*Data provided*

-*-*-

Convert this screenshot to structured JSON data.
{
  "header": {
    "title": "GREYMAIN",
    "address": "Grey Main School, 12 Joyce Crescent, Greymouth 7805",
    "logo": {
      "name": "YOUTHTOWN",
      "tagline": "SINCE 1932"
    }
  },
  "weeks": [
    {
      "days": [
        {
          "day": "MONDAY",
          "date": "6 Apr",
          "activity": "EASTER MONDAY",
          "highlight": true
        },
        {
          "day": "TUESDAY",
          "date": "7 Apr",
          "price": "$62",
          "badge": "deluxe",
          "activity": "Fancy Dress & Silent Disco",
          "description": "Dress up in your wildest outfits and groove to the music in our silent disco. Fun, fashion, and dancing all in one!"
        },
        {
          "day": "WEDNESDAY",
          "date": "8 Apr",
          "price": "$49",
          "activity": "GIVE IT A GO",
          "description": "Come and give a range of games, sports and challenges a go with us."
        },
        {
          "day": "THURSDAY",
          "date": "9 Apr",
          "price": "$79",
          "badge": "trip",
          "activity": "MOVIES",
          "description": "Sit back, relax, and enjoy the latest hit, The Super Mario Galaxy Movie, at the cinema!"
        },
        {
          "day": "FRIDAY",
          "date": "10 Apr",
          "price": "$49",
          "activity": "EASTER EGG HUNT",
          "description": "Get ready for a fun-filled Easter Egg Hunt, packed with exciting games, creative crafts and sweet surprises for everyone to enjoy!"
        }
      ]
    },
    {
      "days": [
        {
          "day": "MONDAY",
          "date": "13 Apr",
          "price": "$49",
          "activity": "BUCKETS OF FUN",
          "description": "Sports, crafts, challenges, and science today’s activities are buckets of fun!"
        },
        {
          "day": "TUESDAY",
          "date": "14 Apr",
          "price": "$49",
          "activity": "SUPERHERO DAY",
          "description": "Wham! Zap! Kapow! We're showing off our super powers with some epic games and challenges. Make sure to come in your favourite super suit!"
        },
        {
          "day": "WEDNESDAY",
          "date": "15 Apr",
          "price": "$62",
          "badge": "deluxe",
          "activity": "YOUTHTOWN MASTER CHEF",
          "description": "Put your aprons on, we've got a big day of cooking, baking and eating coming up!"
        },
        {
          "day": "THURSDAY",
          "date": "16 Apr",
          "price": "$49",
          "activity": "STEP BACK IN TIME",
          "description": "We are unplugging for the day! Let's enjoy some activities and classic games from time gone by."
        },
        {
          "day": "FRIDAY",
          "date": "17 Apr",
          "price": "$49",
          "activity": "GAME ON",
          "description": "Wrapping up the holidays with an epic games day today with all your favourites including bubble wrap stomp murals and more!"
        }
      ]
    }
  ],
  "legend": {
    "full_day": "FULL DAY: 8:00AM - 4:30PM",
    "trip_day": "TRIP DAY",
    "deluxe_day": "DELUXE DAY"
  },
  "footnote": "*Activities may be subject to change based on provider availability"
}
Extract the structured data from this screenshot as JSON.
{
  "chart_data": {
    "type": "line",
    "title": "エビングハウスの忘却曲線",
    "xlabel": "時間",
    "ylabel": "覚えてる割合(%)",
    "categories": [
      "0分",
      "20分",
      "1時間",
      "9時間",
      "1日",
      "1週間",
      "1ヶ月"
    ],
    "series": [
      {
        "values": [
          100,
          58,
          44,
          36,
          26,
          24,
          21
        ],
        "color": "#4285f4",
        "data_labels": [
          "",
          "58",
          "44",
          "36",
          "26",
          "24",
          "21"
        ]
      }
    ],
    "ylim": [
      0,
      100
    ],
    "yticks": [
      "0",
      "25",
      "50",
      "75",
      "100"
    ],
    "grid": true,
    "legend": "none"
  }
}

-*-*-

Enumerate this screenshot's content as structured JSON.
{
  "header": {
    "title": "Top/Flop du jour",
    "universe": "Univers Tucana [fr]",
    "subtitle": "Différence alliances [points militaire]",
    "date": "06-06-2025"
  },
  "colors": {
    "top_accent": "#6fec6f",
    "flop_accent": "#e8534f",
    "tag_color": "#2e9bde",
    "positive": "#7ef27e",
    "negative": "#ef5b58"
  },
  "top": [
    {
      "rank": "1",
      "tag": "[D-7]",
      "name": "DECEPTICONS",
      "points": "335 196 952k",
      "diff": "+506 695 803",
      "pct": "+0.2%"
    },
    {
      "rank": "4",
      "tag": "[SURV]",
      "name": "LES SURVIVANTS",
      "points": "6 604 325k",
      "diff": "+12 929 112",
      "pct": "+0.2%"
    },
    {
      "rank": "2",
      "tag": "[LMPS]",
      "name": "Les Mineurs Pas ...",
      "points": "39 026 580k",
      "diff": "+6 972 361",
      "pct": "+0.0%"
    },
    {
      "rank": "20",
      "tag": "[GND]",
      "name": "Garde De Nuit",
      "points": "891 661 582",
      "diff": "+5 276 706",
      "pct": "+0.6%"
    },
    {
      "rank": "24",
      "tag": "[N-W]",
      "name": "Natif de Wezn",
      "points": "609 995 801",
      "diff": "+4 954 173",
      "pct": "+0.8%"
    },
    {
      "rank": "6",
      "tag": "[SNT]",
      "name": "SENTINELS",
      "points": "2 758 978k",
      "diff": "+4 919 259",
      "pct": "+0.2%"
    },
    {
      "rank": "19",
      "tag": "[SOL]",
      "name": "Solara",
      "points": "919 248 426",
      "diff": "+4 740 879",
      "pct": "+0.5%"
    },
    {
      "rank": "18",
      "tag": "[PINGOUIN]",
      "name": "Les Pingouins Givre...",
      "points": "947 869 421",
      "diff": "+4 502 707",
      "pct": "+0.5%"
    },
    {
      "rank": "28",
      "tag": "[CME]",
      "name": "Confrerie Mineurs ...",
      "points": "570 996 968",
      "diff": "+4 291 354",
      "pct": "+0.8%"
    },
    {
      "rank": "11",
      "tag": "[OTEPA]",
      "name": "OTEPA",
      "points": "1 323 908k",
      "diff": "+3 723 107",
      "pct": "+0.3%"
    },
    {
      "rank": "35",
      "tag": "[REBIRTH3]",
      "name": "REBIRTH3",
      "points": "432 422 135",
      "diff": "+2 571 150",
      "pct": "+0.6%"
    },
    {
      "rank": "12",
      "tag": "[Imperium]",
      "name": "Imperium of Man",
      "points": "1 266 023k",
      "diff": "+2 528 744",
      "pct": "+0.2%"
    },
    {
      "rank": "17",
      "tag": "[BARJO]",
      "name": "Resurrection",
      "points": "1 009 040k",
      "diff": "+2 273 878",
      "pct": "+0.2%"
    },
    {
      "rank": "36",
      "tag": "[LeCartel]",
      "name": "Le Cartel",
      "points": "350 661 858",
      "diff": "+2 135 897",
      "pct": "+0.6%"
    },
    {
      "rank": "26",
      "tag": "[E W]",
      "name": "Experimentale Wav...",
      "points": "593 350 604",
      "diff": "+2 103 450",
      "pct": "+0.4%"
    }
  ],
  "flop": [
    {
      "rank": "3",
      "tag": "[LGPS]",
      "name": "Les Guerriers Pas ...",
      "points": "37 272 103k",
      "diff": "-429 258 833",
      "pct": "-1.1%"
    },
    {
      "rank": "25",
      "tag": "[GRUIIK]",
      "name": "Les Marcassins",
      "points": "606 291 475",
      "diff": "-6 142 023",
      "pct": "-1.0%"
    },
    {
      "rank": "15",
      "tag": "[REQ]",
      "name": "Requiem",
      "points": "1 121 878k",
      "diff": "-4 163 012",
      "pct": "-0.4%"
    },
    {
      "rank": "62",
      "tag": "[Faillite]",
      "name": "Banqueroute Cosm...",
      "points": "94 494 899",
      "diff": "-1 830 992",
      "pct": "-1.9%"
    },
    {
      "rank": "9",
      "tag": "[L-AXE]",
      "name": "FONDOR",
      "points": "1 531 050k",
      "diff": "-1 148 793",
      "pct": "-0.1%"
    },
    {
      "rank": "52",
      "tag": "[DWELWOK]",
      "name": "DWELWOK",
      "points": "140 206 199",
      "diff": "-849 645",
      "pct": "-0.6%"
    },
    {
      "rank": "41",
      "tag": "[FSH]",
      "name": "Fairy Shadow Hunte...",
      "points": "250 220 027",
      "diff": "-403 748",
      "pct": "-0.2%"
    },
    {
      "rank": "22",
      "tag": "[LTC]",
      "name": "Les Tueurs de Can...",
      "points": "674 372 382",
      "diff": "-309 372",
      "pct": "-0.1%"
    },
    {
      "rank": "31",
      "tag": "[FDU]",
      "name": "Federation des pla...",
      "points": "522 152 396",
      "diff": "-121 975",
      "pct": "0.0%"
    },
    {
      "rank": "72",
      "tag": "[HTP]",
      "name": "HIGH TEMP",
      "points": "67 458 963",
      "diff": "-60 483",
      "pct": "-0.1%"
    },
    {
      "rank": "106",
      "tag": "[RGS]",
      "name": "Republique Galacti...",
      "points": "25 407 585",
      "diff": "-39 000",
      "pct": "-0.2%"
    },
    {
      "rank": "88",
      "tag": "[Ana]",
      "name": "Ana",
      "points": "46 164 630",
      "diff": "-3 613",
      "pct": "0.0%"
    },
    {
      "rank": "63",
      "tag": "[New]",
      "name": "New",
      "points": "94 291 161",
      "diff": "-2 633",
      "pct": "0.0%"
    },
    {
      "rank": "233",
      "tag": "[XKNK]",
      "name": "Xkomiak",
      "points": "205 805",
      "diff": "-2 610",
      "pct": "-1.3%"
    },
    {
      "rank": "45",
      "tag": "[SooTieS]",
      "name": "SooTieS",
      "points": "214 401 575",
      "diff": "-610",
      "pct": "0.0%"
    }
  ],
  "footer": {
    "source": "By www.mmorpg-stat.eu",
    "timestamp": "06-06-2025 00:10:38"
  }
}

-*-*-

Determine how many lines of the data contain the word "challenges", and reply with that number only.

*Written answer*
3